* DATA *
-------

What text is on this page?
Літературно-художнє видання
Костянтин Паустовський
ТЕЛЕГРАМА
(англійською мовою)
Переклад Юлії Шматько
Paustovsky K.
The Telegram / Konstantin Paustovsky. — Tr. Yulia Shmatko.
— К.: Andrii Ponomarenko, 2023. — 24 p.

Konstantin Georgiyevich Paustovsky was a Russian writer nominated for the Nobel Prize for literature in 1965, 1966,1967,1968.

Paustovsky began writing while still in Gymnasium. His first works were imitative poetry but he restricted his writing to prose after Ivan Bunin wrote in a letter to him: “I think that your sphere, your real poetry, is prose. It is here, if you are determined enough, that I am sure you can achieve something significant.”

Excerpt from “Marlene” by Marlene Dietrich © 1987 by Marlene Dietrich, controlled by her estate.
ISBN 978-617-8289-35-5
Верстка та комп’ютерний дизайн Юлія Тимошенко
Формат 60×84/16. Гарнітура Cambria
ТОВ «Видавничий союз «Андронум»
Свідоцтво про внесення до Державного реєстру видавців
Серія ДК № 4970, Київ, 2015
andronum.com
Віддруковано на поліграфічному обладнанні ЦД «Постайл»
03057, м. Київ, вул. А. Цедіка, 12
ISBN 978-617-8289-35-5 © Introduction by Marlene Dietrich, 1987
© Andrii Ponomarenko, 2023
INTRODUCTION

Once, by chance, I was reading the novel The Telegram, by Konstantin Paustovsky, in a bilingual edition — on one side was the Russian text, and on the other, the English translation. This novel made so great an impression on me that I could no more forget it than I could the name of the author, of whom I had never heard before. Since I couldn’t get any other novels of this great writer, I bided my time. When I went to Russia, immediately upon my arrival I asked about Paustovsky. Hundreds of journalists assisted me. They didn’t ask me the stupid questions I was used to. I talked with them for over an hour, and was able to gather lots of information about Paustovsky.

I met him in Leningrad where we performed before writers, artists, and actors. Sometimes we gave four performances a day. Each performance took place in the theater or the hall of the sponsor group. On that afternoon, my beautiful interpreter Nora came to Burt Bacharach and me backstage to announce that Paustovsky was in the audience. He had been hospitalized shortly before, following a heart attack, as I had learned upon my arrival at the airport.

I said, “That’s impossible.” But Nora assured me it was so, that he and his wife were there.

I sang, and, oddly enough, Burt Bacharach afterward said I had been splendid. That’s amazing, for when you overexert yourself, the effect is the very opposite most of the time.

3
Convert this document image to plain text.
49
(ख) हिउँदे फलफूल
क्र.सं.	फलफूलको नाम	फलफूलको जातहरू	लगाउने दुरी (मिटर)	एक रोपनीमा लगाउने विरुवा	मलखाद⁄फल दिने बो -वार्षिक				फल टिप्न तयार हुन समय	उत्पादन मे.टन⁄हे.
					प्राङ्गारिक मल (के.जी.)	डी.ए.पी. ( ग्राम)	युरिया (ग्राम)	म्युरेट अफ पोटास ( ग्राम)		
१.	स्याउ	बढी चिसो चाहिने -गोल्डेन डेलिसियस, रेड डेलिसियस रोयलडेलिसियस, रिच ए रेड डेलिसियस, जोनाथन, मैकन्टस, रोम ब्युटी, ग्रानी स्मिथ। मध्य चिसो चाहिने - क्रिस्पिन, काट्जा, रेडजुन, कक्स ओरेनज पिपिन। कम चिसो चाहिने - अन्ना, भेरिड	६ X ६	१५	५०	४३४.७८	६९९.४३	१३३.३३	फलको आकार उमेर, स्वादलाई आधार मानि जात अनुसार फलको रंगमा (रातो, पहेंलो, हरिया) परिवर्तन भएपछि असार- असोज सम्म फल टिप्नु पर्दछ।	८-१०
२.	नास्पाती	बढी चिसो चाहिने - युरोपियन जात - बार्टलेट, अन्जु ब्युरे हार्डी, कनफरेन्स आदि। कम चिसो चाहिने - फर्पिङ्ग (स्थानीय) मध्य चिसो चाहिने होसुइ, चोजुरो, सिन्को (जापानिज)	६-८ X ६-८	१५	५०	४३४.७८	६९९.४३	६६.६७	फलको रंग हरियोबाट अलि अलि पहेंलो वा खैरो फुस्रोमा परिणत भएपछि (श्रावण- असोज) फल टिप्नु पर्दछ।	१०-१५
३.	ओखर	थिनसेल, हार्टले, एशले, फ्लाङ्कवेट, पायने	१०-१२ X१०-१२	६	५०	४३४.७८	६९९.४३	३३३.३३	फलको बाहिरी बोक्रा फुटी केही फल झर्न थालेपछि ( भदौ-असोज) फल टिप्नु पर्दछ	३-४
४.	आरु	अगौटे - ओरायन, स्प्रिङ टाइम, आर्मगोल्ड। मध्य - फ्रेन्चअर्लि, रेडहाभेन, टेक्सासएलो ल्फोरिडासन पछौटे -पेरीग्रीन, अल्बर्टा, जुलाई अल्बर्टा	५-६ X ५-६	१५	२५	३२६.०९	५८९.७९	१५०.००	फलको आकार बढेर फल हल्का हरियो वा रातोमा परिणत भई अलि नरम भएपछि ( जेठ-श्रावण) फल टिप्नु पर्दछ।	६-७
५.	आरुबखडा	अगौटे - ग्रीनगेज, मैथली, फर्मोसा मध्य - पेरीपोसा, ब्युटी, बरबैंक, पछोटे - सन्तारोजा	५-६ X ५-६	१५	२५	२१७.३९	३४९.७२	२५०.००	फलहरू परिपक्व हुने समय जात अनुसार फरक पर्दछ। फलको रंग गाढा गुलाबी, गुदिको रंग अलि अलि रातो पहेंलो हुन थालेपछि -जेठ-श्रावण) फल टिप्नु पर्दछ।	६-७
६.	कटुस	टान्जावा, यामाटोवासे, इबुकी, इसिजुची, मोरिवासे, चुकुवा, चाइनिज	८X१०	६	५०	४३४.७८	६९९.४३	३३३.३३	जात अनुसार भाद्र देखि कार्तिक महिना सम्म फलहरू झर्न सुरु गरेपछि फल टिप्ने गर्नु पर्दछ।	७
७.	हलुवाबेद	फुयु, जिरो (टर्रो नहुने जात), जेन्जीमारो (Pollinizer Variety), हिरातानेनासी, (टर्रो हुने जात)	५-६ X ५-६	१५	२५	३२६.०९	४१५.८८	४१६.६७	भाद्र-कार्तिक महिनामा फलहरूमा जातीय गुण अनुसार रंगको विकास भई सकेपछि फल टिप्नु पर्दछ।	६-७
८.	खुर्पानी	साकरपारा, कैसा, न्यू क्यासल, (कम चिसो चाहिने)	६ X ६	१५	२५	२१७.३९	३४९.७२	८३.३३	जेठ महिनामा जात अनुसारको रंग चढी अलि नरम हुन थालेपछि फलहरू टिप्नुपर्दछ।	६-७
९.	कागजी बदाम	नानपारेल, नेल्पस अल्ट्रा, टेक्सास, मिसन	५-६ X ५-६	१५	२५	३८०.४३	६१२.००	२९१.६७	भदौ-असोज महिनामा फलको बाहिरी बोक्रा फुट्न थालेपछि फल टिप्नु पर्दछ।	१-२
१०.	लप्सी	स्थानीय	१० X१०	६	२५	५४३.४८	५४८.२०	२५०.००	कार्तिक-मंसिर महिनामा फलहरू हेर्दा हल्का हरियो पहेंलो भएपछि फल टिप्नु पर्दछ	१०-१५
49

-------

* AIM OF THE EXERCISE *
Extract all of the data shown above and repeat it verbatim.

* THE RESULT *
What text is on this page?
Літературно-художнє видання
Костянтин Паустовський
ТЕЛЕГРАМА
(англійською мовою)
Переклад Юлії Шматько
Paustovsky K.
The Telegram / Konstantin Paustovsky. — Tr. Yulia Shmatko.
— К.: Andrii Ponomarenko, 2023. — 24 p.

Konstantin Georgiyevich Paustovsky was a Russian writer nominated for the Nobel Prize for literature in 1965, 1966,1967,1968.

Paustovsky began writing while still in Gymnasium. His first works were imitative poetry but he restricted his writing to prose after Ivan Bunin wrote in a letter to him: “I think that your sphere, your real poetry, is prose. It is here, if you are determined enough, that I am sure you can achieve something significant.”

Excerpt from “Marlene” by Marlene Dietrich © 1987 by Marlene Dietrich, controlled by her estate.
ISBN 978-617-8289-35-5
Верстка та комп’ютерний дизайн Юлія Тимошенко
Формат 60×84/16. Гарнітура Cambria
ТОВ «Видавничий союз «Андронум»
Свідоцтво про внесення до Державного реєстру видавців
Серія ДК № 4970, Київ, 2015
andronum.com
Віддруковано на поліграфічному обладнанні ЦД «Постайл»
03057, м. Київ, вул. А. Цедіка, 12
ISBN 978-617-8289-35-5 © Introduction by Marlene Dietrich, 1987
© Andrii Ponomarenko, 2023
INTRODUCTION

Once, by chance, I was reading the novel The Telegram, by Konstantin Paustovsky, in a bilingual edition — on one side was the Russian text, and on the other, the English translation. This novel made so great an impression on me that I could no more forget it than I could the name of the author, of whom I had never heard before. Since I couldn’t get any other novels of this great writer, I bided my time. When I went to Russia, immediately upon my arrival I asked about Paustovsky. Hundreds of journalists assisted me. They didn’t ask me the stupid questions I was used to. I talked with them for over an hour, and was able to gather lots of information about Paustovsky.

I met him in Leningrad where we performed before writers, artists, and actors. Sometimes we gave four performances a day. Each performance took place in the theater or the hall of the sponsor group. On that afternoon, my beautiful interpreter Nora came to Burt Bacharach and me backstage to announce that Paustovsky was in the audience. He had been hospitalized shortly before, following a heart attack, as I had learned upon my arrival at the airport.

I said, “That’s impossible.” But Nora assured me it was so, that he and his wife were there.

I sang, and, oddly enough, Burt Bacharach afterward said I had been splendid. That’s amazing, for when you overexert yourself, the effect is the very opposite most of the time.

3
Convert this document image to plain text.
49
(ख) हिउँदे फलफूल
क्र.सं.	फलफूलको नाम	फलफूलको जातहरू	लगाउने दुरी (मिटर)	एक रोपनीमा लगाउने विरुवा	मलखाद⁄फल दिने बो -वार्षिक				फल टिप्न तयार हुन समय	उत्पादन मे.टन⁄हे.
					प्राङ्गारिक मल (के.जी.)	डी.ए.पी. ( ग्राम)	युरिया (ग्राम)	म्युरेट अफ पोटास ( ग्राम)		
१.	स्याउ	बढी चिसो चाहिने -गोल्डेन डेलिसियस, रेड डेलिसियस रोयलडेलिसियस, रिच ए रेड डेलिसियस, जोनाथन, मैकन्टस, रोम ब्युटी, ग्रानी स्मिथ। मध्य चिसो चाहिने - क्रिस्पिन, काट्जा, रेडजुन, कक्स ओरेनज पिपिन। कम चिसो चाहिने - अन्ना, भेरिड	६ X ६	१५	५०	४३४.७८	६९९.४३	१३३.३३	फलको आकार उमेर, स्वादलाई आधार मानि जात अनुसार फलको रंगमा (रातो, पहेंलो, हरिया) परिवर्तन भएपछि असार- असोज सम्म फल टिप्नु पर्दछ।	८-१०
२.	नास्पाती	बढी चिसो चाहिने - युरोपियन जात - बार्टलेट, अन्जु ब्युरे हार्डी, कनफरेन्स आदि। कम चिसो चाहिने - फर्पिङ्ग (स्थानीय) मध्य चिसो चाहिने होसुइ, चोजुरो, सिन्को (जापानिज)	६-८ X ६-८	१५	५०	४३४.७८	६९९.४३	६६.६७	फलको रंग हरियोबाट अलि अलि पहेंलो वा खैरो फुस्रोमा परिणत भएपछि (श्रावण- असोज) फल टिप्नु पर्दछ।	१०-१५
३.	ओखर	थिनसेल, हार्टले, एशले, फ्लाङ्कवेट, पायने	१०-१२ X१०-१२	६	५०	४३४.७८	६९९.४३	३३३.३३	फलको बाहिरी बोक्रा फुटी केही फल झर्न थालेपछि ( भदौ-असोज) फल टिप्नु पर्दछ	३-४
४.	आरु	अगौटे - ओरायन, स्प्रिङ टाइम, आर्मगोल्ड। मध्य - फ्रेन्चअर्लि, रेडहाभेन, टेक्सासएलो ल्फोरिडासन पछौटे -पेरीग्रीन, अल्बर्टा, जुलाई अल्बर्टा	५-६ X ५-६	१५	२५	३२६.०९	५८९.७९	१५०.००	फलको आकार बढेर फल हल्का हरियो वा रातोमा परिणत भई अलि नरम भएपछि ( जेठ-श्रावण) फल टिप्नु पर्दछ।	६-७
५.	आरुबखडा	अगौटे - ग्रीनगेज, मैथली, फर्मोसा मध्य - पेरीपोसा, ब्युटी, बरबैंक, पछोटे - सन्तारोजा	५-६ X ५-६	१५	२५	२१७.३९	३४९.७२	२५०.००	फलहरू परिपक्व हुने समय जात अनुसार फरक पर्दछ। फलको रंग गाढा गुलाबी, गुदिको रंग अलि अलि रातो पहेंलो हुन थालेपछि -जेठ-श्रावण) फल टिप्नु पर्दछ।	६-७
६.	कटुस	टान्जावा, यामाटोवासे, इबुकी, इसिजुची, मोरिवासे, चुकुवा, चाइनिज	८X१०	६	५०	४३४.७८	६९९.४३	३३३.३३	जात अनुसार भाद्र देखि कार्तिक महिना सम्म फलहरू झर्न सुरु गरेपछि फल टिप्ने गर्नु पर्दछ।	७
७.	हलुवाबेद	फुयु, जिरो (टर्रो नहुने जात), जेन्जीमारो (Pollinizer Variety), हिरातानेनासी, (टर्रो हुने जात)	५-६ X ५-६	१५	२५	३२६.०९	४१५.८८	४१६.६७	भाद्र-कार्तिक महिनामा फलहरूमा जातीय गुण अनुसार रंगको विकास भई सकेपछि फल टिप्नु पर्दछ।	६-७
८.	खुर्पानी	साकरपारा, कैसा, न्यू क्यासल, (कम चिसो चाहिने)	६ X ६	१५	२५	२१७.३९	३४९.७२	८३.३३	जेठ महिनामा जात अनुसारको रंग चढी अलि नरम हुन थालेपछि फलहरू टिप्नुपर्दछ।	६-७
९.	कागजी बदाम	नानपारेल, नेल्पस अल्ट्रा, टेक्सास, मिसन	५-६ X ५-६	१५	२५	३८०.४३	६१२.००	२९१.६७	भदौ-असोज महिनामा फलको बाहिरी बोक्रा फुट्न थालेपछि फल टिप्नु पर्दछ।	१-२
१०.	लप्सी	स्थानीय	१० X१०	६	२५	५४३.४८	५४८.२०	२५०.००	कार्तिक-मंसिर महिनामा फलहरू हेर्दा हल्का हरियो पहेंलो भएपछि फल टिप्नु पर्दछ	१०-१५
49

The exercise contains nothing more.